— start —

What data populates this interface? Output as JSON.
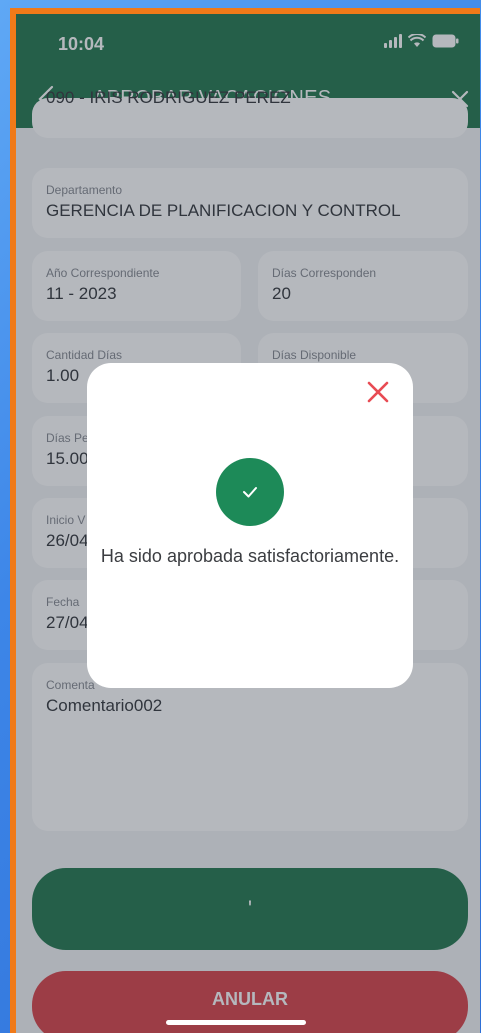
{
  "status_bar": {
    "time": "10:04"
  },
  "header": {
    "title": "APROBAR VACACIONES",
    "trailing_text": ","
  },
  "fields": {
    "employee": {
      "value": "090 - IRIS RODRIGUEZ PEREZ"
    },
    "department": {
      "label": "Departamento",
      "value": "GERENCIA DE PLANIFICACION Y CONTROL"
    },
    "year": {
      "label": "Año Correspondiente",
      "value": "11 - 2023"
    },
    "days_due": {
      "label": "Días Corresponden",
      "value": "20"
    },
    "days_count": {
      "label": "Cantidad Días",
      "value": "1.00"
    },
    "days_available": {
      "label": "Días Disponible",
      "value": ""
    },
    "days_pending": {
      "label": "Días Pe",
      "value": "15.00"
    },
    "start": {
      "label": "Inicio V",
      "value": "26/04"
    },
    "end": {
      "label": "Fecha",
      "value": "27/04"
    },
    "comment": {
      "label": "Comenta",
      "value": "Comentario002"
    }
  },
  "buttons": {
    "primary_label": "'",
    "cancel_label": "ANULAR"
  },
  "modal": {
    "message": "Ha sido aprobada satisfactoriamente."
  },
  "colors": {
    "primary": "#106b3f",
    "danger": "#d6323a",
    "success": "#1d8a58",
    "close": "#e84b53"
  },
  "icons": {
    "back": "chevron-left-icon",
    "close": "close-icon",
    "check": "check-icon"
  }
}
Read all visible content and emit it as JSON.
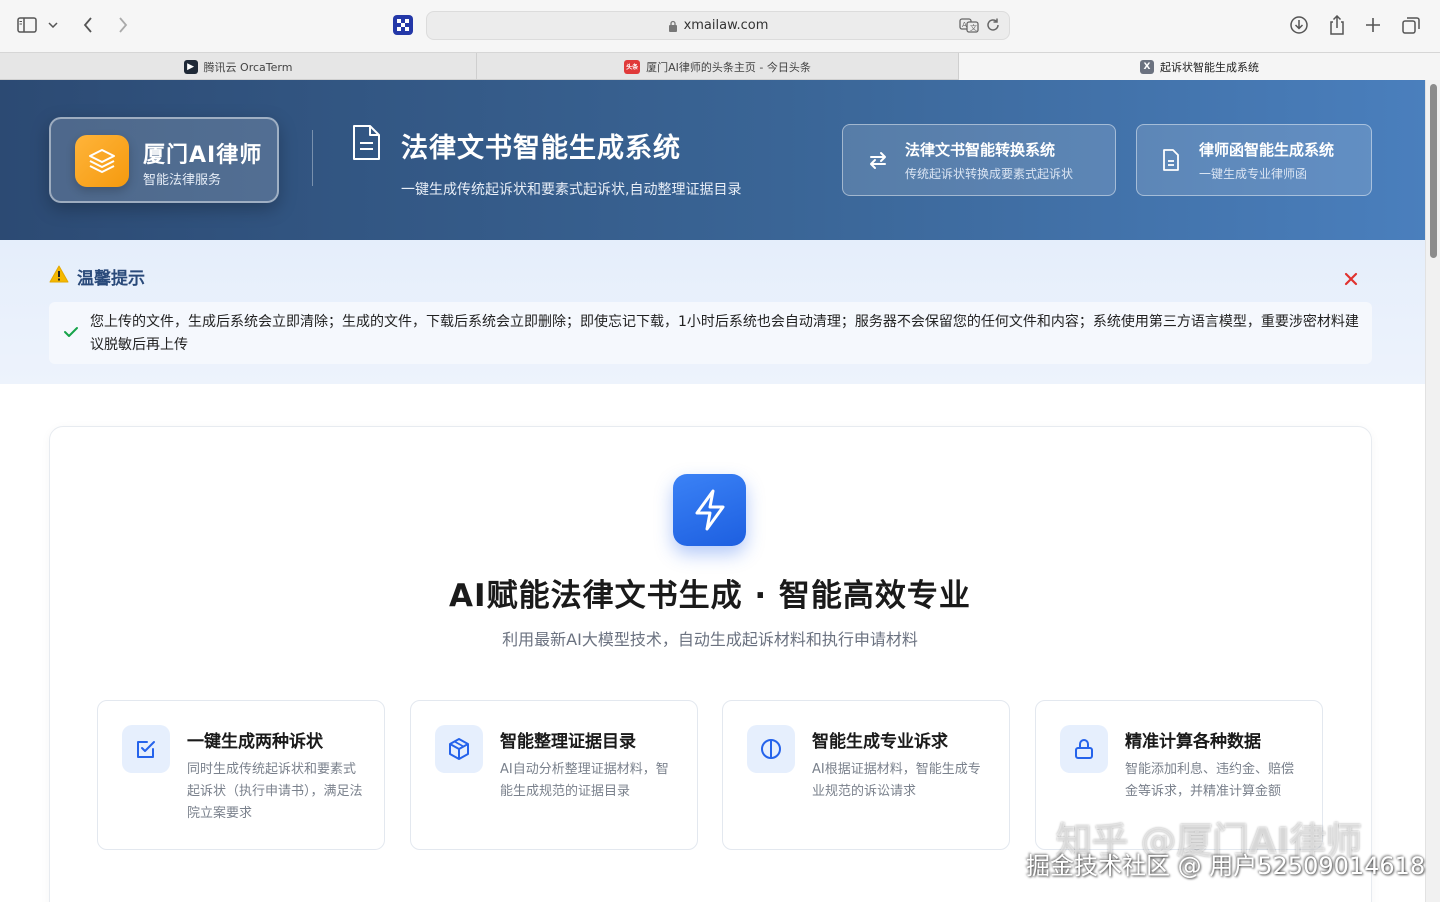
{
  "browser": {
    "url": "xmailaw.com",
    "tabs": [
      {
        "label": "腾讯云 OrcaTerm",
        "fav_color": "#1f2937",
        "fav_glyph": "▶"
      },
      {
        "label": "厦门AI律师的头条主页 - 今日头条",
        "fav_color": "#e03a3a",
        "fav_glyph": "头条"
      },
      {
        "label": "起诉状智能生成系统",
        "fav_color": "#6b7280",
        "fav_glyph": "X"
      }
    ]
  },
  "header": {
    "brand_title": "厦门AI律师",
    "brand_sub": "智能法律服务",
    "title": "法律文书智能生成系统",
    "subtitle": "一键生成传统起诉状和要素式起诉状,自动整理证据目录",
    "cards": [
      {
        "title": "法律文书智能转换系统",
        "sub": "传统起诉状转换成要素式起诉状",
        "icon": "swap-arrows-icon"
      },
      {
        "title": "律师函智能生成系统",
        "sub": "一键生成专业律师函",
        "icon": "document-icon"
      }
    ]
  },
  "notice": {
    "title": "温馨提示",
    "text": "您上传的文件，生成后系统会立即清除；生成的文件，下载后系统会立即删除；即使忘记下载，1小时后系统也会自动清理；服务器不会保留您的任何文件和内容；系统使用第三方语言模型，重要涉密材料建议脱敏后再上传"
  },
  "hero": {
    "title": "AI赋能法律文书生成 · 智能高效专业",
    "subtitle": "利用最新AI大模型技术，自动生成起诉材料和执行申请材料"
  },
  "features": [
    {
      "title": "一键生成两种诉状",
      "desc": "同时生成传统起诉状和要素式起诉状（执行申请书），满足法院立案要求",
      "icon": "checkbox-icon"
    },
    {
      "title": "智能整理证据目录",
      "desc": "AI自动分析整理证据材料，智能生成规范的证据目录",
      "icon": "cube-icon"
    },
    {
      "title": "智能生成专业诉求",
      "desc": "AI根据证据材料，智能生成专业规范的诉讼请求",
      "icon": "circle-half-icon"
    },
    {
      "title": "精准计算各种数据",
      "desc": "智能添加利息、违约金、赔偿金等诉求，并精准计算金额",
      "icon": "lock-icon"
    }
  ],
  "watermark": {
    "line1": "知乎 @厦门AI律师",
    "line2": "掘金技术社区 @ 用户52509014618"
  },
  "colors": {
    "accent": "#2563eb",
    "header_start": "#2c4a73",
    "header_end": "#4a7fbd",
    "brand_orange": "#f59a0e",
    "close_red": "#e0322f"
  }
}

— end —
— start —

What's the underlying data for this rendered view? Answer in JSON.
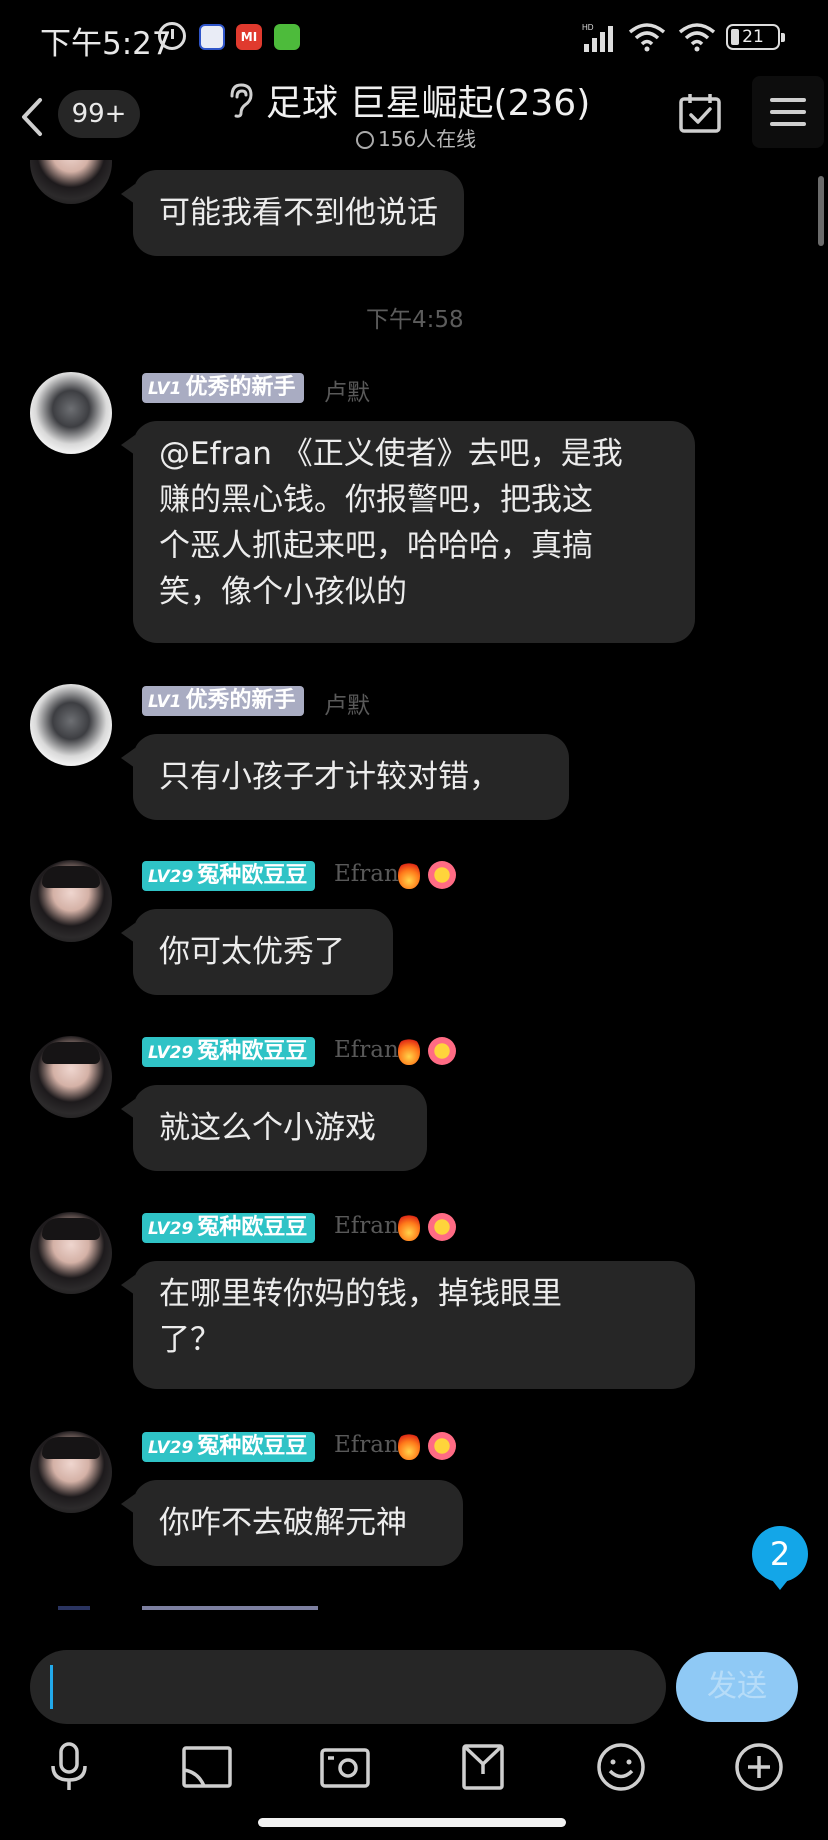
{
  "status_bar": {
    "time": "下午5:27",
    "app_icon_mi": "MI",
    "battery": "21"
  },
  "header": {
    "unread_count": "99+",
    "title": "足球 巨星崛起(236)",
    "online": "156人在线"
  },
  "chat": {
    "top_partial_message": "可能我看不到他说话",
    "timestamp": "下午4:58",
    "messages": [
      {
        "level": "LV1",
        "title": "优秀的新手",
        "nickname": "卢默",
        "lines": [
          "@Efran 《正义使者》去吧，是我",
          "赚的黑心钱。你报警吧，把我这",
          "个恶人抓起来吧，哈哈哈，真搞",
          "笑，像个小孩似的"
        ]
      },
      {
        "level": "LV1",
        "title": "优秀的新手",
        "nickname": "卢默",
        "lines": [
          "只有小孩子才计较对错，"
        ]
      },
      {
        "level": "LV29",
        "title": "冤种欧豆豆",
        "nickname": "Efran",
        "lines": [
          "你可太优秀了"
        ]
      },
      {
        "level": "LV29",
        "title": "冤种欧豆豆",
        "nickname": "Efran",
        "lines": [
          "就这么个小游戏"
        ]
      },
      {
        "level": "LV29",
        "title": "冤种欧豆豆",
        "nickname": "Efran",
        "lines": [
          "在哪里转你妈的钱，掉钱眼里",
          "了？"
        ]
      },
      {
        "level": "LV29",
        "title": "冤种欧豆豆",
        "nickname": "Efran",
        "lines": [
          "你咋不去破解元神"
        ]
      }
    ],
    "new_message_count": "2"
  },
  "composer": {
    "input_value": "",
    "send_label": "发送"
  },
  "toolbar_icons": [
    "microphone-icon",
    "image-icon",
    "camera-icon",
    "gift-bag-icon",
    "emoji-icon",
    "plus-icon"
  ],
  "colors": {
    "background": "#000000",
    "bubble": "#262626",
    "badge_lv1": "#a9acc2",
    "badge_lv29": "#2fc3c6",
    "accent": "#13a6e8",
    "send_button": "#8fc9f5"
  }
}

— end —
— start —

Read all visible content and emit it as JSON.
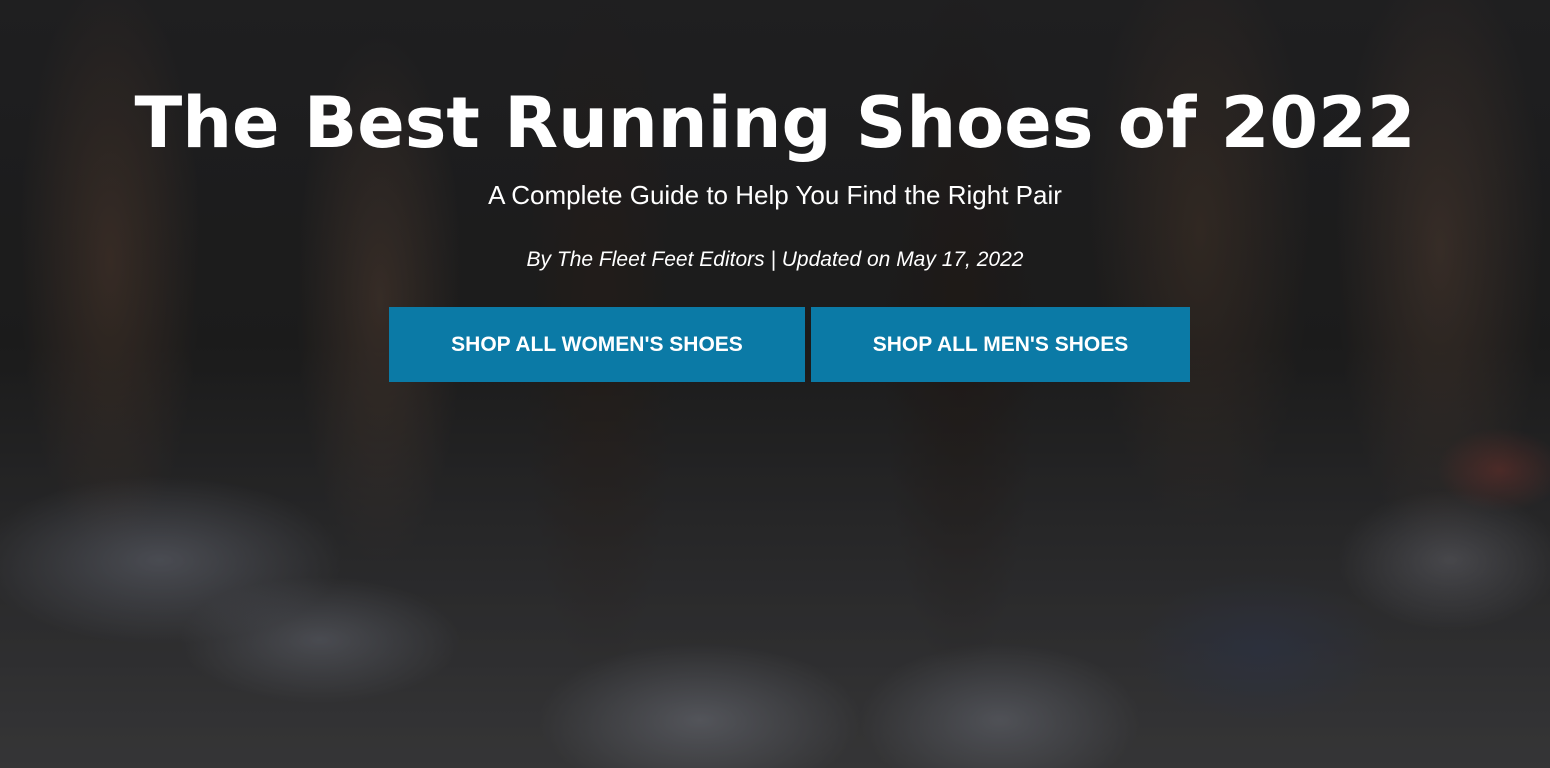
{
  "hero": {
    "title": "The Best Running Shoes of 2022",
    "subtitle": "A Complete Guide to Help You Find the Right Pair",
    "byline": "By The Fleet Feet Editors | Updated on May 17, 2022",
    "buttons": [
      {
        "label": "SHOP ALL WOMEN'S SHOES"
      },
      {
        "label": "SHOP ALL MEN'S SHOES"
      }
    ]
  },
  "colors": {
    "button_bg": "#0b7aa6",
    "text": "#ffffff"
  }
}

— end —

Select the lines in this material that hold the word "subtitle", leaving none out.

    "subtitle": "一键生成传统起诉状和要素式起诉状,自动整理证据目录",
    "subtitle": "利用最新AI大模型技术，自动生成起诉材料和执行申请材料"
    "subtitle": "A Complete Guide to Help You Find the Right Pair",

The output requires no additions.